WHAT NEEDS TO BE DONE:
Can you transcribe every record below exactly as it appears?

MATERIALS PROVIDED:

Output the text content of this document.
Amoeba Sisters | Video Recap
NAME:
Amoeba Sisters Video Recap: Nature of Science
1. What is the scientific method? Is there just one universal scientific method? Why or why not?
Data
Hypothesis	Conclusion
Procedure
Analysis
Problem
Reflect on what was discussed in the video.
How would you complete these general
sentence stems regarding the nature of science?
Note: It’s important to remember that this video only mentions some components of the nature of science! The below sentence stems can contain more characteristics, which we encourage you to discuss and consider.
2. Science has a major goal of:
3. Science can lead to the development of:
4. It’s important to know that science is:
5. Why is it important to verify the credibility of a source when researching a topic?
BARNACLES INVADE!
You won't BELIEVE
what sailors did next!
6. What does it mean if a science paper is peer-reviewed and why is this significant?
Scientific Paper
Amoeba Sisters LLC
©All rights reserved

CORRECT ANSWER:
Output the text content of this document.
Amoeba Sisters | Video Recap
NAME:
Amoeba Sisters Video Recap: Nature of Science
1. What is the scientific method? Is there just one universal scientific method? Why or why not?
Data
Hypothesis	Conclusion
Procedure
Analysis
Problem
Reflect on what was discussed in the video.
How would you complete these general
sentence stems regarding the nature of science?
Note: It’s important to remember that this video only mentions some components of the nature of science! The below sentence stems can contain more characteristics, which we encourage you to discuss and consider.
2. Science has a major goal of:
3. Science can lead to the development of:
4. It’s important to know that science is:
5. Why is it important to verify the credibility of a source when researching a topic?
BARNACLES INVADE!
You won't BELIEVE
what sailors did next!
6. What does it mean if a science paper is peer-reviewed and why is this significant?
Scientific Paper
Amoeba Sisters LLC
©All rights reserved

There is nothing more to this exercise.